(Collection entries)

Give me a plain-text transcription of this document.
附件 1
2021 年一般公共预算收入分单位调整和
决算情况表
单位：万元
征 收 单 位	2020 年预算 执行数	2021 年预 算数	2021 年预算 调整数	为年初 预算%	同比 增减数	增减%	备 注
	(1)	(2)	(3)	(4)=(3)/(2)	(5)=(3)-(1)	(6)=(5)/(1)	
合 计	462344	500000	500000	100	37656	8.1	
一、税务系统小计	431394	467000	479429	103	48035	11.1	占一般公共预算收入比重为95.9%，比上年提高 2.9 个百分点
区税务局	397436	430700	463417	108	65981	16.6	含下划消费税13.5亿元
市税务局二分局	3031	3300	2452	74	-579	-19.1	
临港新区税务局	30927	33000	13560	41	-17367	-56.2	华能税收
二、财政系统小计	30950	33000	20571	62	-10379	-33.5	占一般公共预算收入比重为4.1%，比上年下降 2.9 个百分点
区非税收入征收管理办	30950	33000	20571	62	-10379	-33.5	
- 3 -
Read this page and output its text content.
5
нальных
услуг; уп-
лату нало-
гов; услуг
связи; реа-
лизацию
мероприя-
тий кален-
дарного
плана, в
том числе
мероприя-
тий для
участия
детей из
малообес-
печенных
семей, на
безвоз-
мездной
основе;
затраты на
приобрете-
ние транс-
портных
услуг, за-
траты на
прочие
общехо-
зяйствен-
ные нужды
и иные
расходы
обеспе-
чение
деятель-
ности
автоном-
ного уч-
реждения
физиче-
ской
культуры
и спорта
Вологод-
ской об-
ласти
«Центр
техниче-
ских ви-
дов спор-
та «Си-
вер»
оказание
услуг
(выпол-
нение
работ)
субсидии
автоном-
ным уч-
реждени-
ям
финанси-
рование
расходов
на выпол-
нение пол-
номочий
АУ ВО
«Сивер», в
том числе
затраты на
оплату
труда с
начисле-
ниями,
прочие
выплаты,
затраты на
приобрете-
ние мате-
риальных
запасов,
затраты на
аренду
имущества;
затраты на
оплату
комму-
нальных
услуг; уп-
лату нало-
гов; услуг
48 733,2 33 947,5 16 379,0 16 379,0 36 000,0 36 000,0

- **What you are asked to do**:
Set down the listing in full, keeping every word exactly as it is.

- **Exercise answer**:
Give me a plain-text transcription of this document.
附件 1
2021 年一般公共预算收入分单位调整和
决算情况表
单位：万元
征 收 单 位	2020 年预算 执行数	2021 年预 算数	2021 年预算 调整数	为年初 预算%	同比 增减数	增减%	备 注
	(1)	(2)	(3)	(4)=(3)/(2)	(5)=(3)-(1)	(6)=(5)/(1)	
合 计	462344	500000	500000	100	37656	8.1	
一、税务系统小计	431394	467000	479429	103	48035	11.1	占一般公共预算收入比重为95.9%，比上年提高 2.9 个百分点
区税务局	397436	430700	463417	108	65981	16.6	含下划消费税13.5亿元
市税务局二分局	3031	3300	2452	74	-579	-19.1	
临港新区税务局	30927	33000	13560	41	-17367	-56.2	华能税收
二、财政系统小计	30950	33000	20571	62	-10379	-33.5	占一般公共预算收入比重为4.1%，比上年下降 2.9 个百分点
区非税收入征收管理办	30950	33000	20571	62	-10379	-33.5	
- 3 -
Read this page and output its text content.
5
нальных
услуг; уп-
лату нало-
гов; услуг
связи; реа-
лизацию
мероприя-
тий кален-
дарного
плана, в
том числе
мероприя-
тий для
участия
детей из
малообес-
печенных
семей, на
безвоз-
мездной
основе;
затраты на
приобрете-
ние транс-
портных
услуг, за-
траты на
прочие
общехо-
зяйствен-
ные нужды
и иные
расходы
обеспе-
чение
деятель-
ности
автоном-
ного уч-
реждения
физиче-
ской
культуры
и спорта
Вологод-
ской об-
ласти
«Центр
техниче-
ских ви-
дов спор-
та «Си-
вер»
оказание
услуг
(выпол-
нение
работ)
субсидии
автоном-
ным уч-
реждени-
ям
финанси-
рование
расходов
на выпол-
нение пол-
номочий
АУ ВО
«Сивер», в
том числе
затраты на
оплату
труда с
начисле-
ниями,
прочие
выплаты,
затраты на
приобрете-
ние мате-
риальных
запасов,
затраты на
аренду
имущества;
затраты на
оплату
комму-
нальных
услуг; уп-
лату нало-
гов; услуг
48 733,2 33 947,5 16 379,0 16 379,0 36 000,0 36 000,0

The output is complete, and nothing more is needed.